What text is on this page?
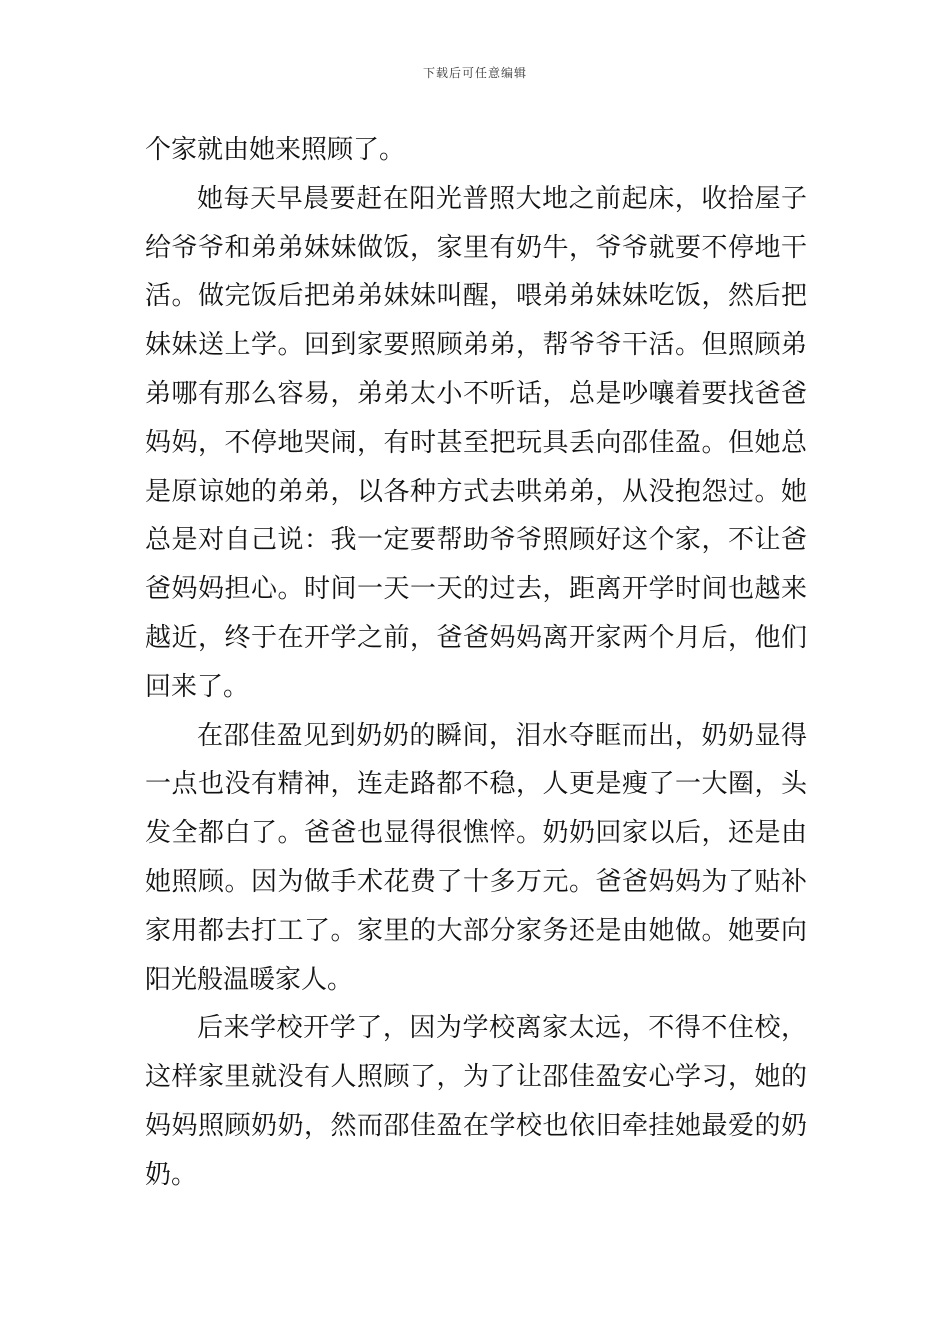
下载后可任意编辑

个家就由她来照顾了。

她每天早晨要赶在阳光普照大地之前起床，收拾屋子给爷爷和弟弟妹妹做饭，家里有奶牛，爷爷就要不停地干活。做完饭后把弟弟妹妹叫醒，喂弟弟妹妹吃饭，然后把妹妹送上学。回到家要照顾弟弟，帮爷爷干活。但照顾弟弟哪有那么容易，弟弟太小不听话，总是吵嚷着要找爸爸妈妈，不停地哭闹，有时甚至把玩具丢向邵佳盈。但她总是原谅她的弟弟，以各种方式去哄弟弟，从没抱怨过。她总是对自己说：我一定要帮助爷爷照顾好这个家，不让爸爸妈妈担心。时间一天一天的过去，距离开学时间也越来越近，终于在开学之前，爸爸妈妈离开家两个月后，他们回来了。

在邵佳盈见到奶奶的瞬间，泪水夺眶而出，奶奶显得一点也没有精神，连走路都不稳，人更是瘦了一大圈，头发全都白了。爸爸也显得很憔悴。奶奶回家以后，还是由她照顾。因为做手术花费了十多万元。爸爸妈妈为了贴补家用都去打工了。家里的大部分家务还是由她做。她要向阳光般温暖家人。

后来学校开学了，因为学校离家太远，不得不住校，这样家里就没有人照顾了，为了让邵佳盈安心学习，她的妈妈照顾奶奶，然而邵佳盈在学校也依旧牵挂她最爱的奶奶。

Problem statement
Transcribe the records above exactly, omitting every picture they contain.

Completed exercise
What text is on this page?
下载后可任意编辑

个家就由她来照顾了。

她每天早晨要赶在阳光普照大地之前起床，收拾屋子给爷爷和弟弟妹妹做饭，家里有奶牛，爷爷就要不停地干活。做完饭后把弟弟妹妹叫醒，喂弟弟妹妹吃饭，然后把妹妹送上学。回到家要照顾弟弟，帮爷爷干活。但照顾弟弟哪有那么容易，弟弟太小不听话，总是吵嚷着要找爸爸妈妈，不停地哭闹，有时甚至把玩具丢向邵佳盈。但她总是原谅她的弟弟，以各种方式去哄弟弟，从没抱怨过。她总是对自己说：我一定要帮助爷爷照顾好这个家，不让爸爸妈妈担心。时间一天一天的过去，距离开学时间也越来越近，终于在开学之前，爸爸妈妈离开家两个月后，他们回来了。

在邵佳盈见到奶奶的瞬间，泪水夺眶而出，奶奶显得一点也没有精神，连走路都不稳，人更是瘦了一大圈，头发全都白了。爸爸也显得很憔悴。奶奶回家以后，还是由她照顾。因为做手术花费了十多万元。爸爸妈妈为了贴补家用都去打工了。家里的大部分家务还是由她做。她要向阳光般温暖家人。

后来学校开学了，因为学校离家太远，不得不住校，这样家里就没有人照顾了，为了让邵佳盈安心学习，她的妈妈照顾奶奶，然而邵佳盈在学校也依旧牵挂她最爱的奶奶。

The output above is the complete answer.